Instruction |
From the entries below, extract every line that includes the word "detached".

Records to process |
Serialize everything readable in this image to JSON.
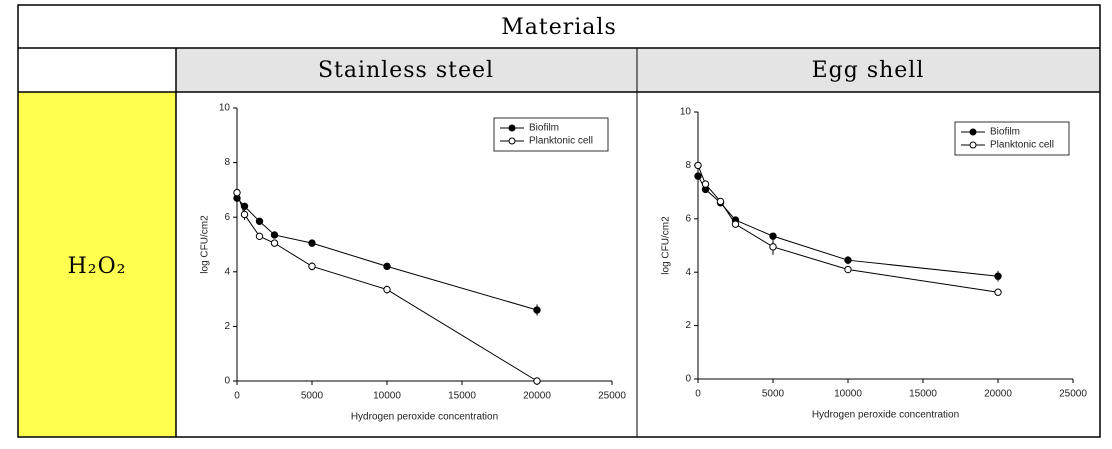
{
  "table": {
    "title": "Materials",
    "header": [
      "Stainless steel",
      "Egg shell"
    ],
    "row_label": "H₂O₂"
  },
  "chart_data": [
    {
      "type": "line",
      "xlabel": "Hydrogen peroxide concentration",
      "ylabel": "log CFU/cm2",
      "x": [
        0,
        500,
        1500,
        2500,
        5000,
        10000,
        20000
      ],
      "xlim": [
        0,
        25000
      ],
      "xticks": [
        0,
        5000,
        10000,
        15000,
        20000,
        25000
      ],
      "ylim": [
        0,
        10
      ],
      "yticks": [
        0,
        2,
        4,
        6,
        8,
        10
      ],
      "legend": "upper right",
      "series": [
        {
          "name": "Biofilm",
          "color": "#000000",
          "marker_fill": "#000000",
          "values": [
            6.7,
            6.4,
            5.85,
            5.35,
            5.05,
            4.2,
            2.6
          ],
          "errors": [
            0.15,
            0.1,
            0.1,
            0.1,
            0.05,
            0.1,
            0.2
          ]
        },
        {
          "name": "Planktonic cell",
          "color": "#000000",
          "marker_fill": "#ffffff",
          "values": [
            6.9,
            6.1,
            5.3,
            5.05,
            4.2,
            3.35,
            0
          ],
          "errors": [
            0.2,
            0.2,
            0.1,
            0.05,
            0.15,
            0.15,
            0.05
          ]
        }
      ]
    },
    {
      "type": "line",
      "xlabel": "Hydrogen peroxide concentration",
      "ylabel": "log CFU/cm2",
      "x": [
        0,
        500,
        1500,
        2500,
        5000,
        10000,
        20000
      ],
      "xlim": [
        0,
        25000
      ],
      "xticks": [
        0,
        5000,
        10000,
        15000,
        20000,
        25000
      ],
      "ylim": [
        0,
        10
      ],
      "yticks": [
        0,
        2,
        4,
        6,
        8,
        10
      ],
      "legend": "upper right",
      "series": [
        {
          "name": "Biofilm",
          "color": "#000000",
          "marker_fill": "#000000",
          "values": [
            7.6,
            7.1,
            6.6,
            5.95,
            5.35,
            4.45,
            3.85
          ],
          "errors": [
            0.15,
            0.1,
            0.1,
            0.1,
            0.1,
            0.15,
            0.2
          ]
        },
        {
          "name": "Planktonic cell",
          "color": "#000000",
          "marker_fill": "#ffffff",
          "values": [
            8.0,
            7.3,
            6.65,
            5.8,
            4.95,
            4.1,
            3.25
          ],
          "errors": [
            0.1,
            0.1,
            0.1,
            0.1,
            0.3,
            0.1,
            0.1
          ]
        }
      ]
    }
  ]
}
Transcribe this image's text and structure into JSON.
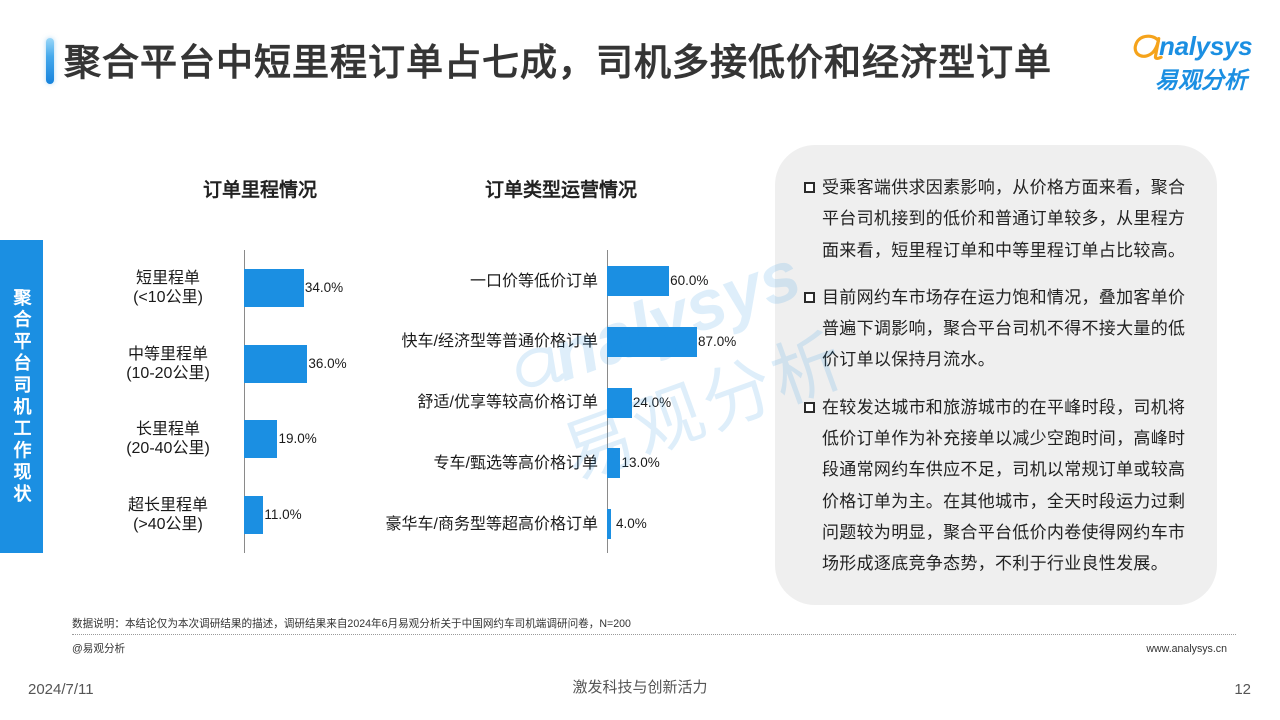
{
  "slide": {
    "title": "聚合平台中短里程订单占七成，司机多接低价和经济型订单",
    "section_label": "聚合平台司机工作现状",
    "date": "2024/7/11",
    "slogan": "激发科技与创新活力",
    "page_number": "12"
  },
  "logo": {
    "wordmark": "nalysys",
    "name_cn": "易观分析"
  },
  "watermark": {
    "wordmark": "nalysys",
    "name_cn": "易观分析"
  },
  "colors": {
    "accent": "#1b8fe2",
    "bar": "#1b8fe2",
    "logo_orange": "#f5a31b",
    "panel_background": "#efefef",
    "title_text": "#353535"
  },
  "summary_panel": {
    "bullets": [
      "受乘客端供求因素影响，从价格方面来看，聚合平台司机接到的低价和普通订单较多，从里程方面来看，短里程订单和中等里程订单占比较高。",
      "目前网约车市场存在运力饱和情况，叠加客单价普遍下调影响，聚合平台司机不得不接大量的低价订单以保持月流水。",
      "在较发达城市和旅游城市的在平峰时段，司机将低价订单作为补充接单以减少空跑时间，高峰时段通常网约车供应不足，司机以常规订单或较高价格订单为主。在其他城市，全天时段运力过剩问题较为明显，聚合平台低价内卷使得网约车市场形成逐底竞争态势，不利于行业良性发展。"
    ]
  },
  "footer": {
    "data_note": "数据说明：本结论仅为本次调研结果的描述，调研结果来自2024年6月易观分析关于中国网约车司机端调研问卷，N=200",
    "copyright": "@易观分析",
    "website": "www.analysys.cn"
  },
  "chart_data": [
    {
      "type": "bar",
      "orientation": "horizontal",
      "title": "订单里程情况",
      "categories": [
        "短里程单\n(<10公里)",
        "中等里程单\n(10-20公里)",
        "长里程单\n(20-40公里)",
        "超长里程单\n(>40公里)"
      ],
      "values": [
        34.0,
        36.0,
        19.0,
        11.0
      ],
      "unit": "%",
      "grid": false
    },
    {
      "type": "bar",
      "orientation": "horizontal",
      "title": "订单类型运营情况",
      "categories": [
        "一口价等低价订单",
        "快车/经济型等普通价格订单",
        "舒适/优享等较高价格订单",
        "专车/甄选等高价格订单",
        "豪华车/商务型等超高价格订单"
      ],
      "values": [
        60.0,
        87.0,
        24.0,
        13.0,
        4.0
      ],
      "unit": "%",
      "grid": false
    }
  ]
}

--

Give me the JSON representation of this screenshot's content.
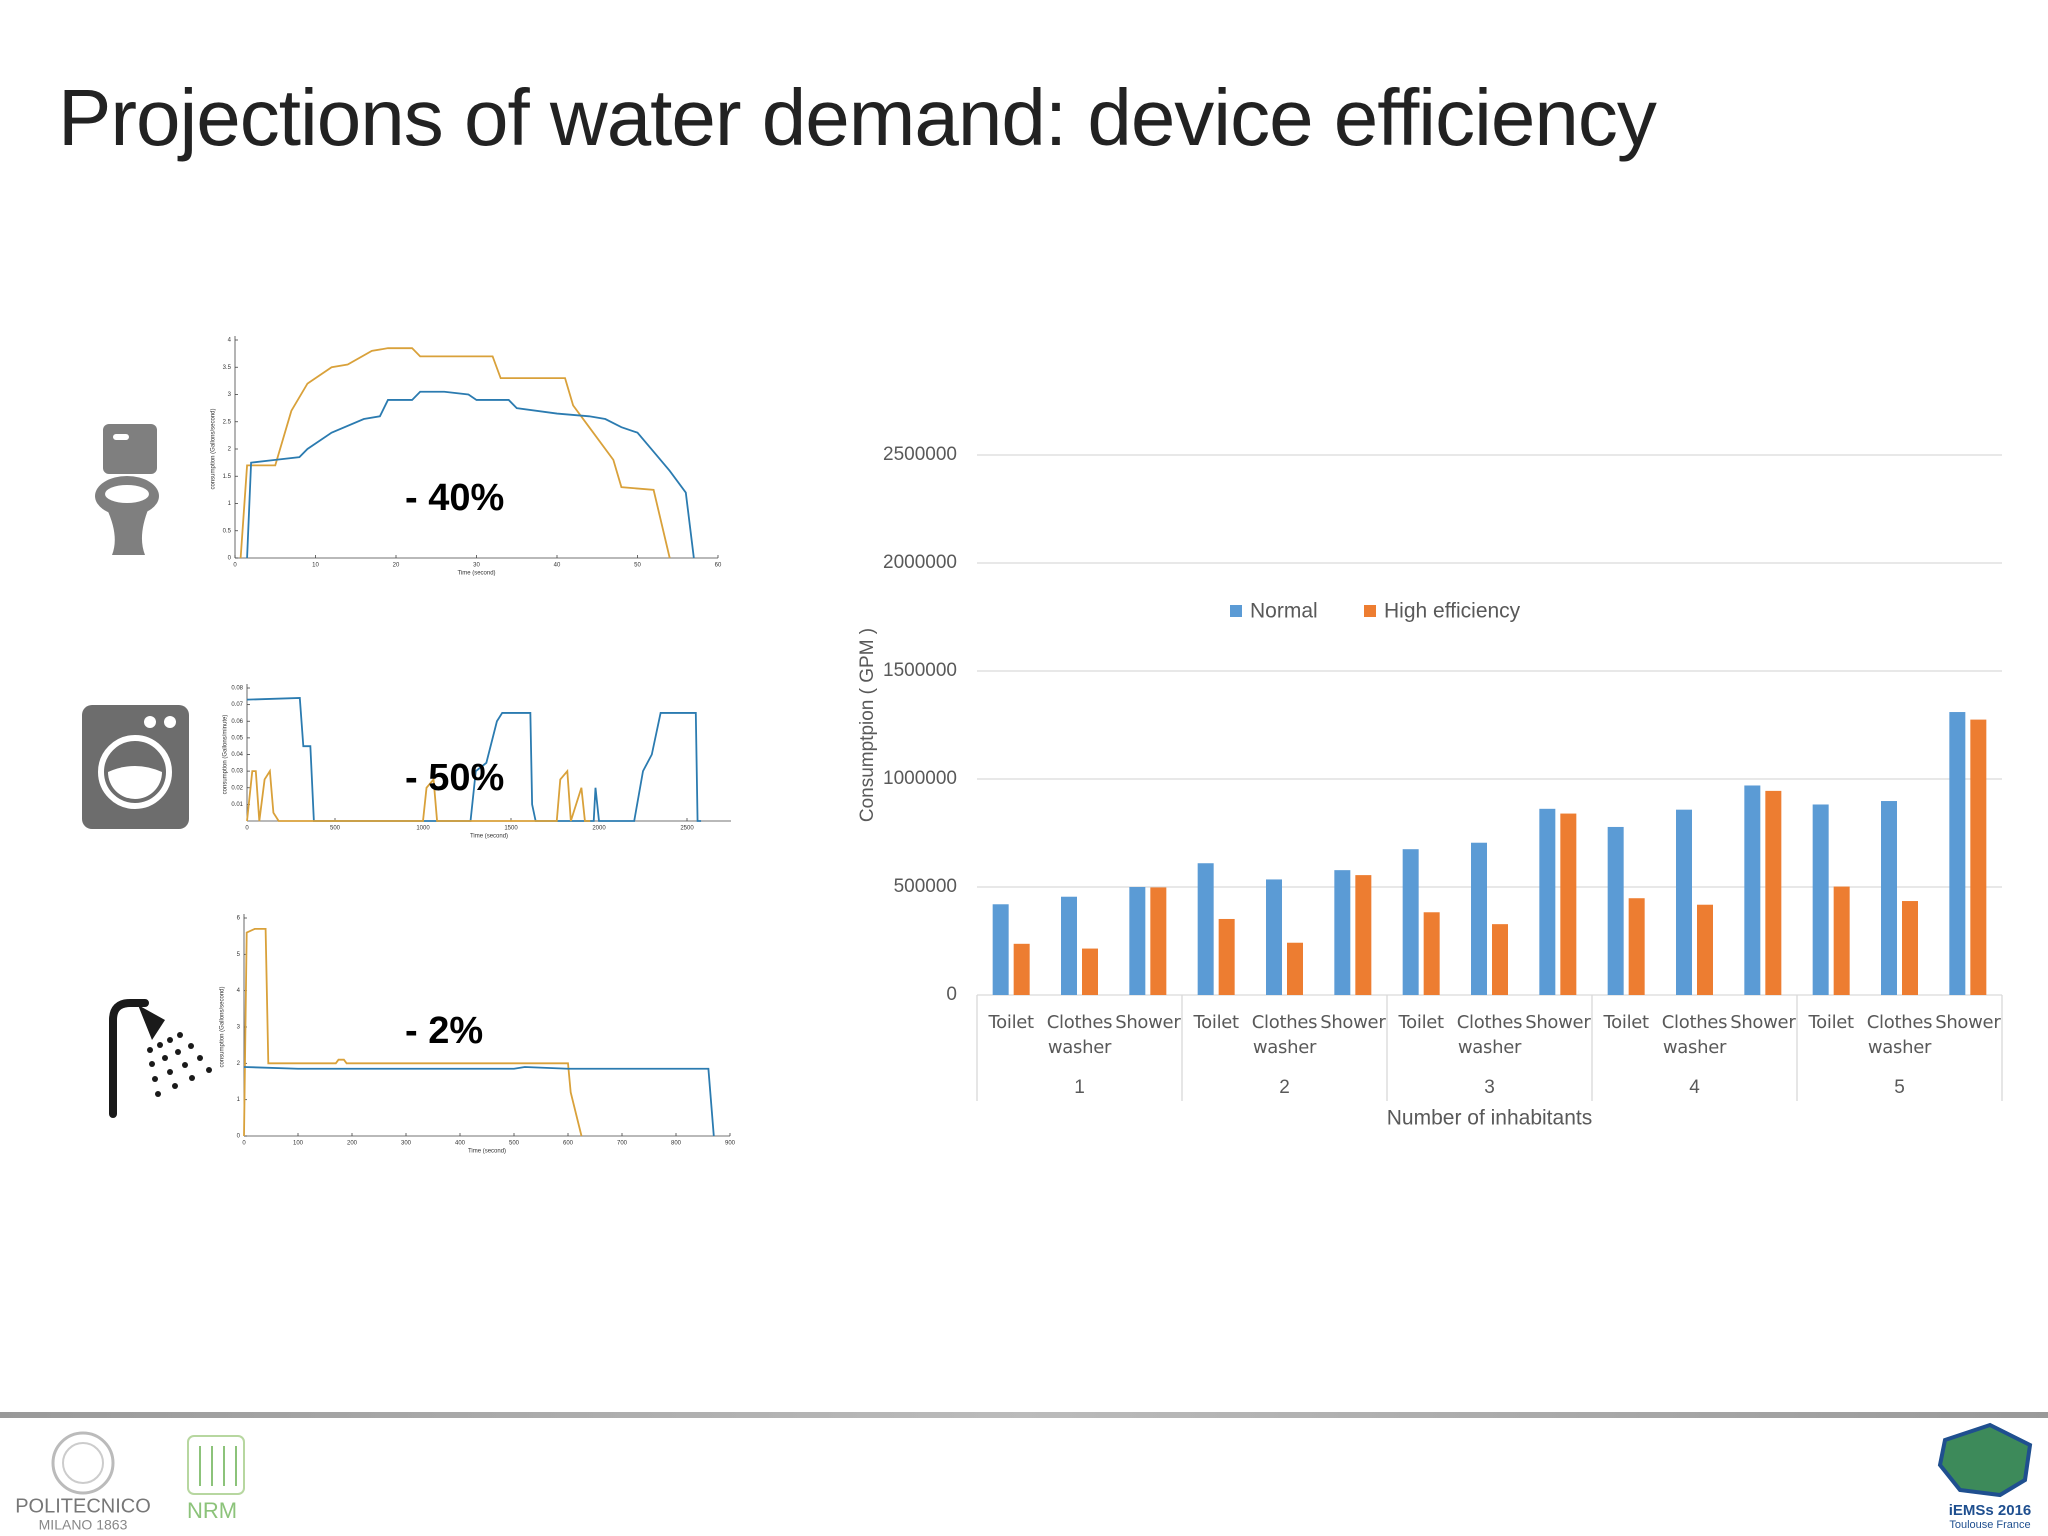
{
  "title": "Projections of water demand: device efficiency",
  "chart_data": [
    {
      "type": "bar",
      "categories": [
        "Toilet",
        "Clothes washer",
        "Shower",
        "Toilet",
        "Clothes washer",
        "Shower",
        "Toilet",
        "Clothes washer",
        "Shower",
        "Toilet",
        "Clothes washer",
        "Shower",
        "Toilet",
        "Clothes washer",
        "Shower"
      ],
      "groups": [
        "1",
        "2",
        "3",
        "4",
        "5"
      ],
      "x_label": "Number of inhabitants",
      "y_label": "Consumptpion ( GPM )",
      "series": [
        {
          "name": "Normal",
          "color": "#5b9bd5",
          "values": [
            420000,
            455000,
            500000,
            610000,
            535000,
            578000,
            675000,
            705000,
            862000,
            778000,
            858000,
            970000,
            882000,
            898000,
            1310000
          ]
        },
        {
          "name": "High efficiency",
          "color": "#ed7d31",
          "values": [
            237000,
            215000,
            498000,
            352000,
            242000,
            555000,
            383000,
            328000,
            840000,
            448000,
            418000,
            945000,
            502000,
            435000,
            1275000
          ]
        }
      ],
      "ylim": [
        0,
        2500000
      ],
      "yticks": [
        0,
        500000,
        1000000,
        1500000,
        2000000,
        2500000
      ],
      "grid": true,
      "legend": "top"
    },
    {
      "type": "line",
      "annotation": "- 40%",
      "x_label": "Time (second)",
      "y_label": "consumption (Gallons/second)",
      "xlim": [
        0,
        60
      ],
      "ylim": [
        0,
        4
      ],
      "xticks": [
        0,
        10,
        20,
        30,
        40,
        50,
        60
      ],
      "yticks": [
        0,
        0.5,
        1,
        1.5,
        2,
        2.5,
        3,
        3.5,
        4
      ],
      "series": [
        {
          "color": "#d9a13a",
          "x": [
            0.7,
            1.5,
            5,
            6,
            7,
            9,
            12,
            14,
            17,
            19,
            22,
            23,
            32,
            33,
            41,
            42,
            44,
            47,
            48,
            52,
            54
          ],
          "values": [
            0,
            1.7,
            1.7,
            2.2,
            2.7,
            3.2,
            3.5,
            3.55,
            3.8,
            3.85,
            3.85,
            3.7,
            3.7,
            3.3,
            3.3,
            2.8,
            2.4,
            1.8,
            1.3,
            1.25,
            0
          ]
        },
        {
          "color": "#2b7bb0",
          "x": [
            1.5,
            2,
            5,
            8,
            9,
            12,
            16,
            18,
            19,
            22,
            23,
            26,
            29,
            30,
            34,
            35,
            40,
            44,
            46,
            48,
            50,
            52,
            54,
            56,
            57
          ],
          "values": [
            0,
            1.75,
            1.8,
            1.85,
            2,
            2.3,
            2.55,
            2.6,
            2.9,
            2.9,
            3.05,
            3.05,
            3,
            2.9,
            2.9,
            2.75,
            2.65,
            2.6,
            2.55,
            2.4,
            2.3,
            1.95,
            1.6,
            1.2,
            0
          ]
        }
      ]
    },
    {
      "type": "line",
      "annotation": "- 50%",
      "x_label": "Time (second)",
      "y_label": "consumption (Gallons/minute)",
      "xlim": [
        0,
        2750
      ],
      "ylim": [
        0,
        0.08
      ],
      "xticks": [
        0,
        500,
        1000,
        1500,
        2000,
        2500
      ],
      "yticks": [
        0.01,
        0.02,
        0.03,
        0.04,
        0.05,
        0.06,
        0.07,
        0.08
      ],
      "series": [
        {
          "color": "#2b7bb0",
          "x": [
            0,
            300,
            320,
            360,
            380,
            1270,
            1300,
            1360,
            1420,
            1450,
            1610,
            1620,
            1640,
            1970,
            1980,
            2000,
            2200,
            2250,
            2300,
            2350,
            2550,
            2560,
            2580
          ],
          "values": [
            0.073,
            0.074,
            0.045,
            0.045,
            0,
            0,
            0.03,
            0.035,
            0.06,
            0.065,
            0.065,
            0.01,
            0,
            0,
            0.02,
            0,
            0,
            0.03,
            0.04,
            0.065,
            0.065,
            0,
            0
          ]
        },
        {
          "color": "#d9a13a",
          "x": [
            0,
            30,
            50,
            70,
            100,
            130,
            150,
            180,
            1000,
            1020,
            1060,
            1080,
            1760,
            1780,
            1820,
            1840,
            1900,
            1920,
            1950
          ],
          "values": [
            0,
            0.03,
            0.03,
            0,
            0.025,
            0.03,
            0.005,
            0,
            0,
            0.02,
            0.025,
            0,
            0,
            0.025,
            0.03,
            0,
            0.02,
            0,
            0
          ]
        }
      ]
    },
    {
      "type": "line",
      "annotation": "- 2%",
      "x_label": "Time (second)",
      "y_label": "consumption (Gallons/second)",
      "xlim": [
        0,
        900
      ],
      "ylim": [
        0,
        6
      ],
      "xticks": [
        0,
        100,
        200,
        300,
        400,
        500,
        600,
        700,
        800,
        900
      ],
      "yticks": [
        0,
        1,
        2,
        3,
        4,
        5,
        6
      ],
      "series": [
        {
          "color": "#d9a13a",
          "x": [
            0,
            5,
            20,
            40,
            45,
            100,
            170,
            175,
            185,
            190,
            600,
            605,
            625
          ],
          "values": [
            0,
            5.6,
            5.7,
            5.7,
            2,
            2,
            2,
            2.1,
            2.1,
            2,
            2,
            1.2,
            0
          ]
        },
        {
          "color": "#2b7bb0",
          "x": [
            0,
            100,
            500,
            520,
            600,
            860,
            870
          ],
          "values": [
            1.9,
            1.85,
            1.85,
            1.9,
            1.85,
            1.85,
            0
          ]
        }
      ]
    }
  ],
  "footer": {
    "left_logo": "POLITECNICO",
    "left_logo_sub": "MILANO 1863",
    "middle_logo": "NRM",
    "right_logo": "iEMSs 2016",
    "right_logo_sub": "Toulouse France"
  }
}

==

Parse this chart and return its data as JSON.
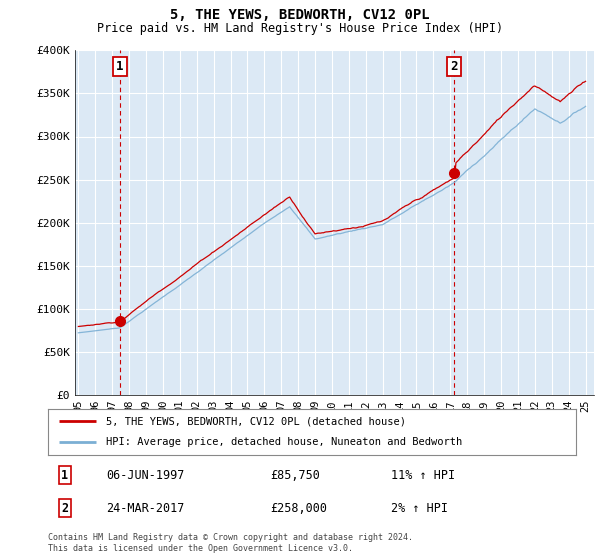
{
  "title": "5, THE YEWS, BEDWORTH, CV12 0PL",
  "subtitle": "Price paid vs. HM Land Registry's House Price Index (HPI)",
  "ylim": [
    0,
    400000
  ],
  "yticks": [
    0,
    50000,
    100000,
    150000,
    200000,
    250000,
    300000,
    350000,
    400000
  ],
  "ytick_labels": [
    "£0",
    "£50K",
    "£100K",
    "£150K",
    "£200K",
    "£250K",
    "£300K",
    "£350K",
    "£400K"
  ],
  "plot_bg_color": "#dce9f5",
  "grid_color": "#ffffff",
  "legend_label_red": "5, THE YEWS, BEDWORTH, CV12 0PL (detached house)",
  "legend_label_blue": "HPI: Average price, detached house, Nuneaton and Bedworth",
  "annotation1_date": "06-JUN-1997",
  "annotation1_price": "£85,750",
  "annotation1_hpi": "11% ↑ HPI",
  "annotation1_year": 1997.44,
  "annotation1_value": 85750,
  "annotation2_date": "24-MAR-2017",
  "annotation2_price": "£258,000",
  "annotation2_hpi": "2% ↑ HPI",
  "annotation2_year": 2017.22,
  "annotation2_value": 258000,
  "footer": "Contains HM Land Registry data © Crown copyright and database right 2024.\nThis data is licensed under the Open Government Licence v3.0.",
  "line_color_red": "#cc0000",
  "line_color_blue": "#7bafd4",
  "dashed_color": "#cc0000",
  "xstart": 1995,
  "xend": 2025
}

Reply to the exercise |
  "legend_label_red": "5, THE YEWS, BEDWORTH, CV12 0PL (detached house)",
  "legend_label_blue": "HPI: Average price, detached house, Nuneaton and Bedworth",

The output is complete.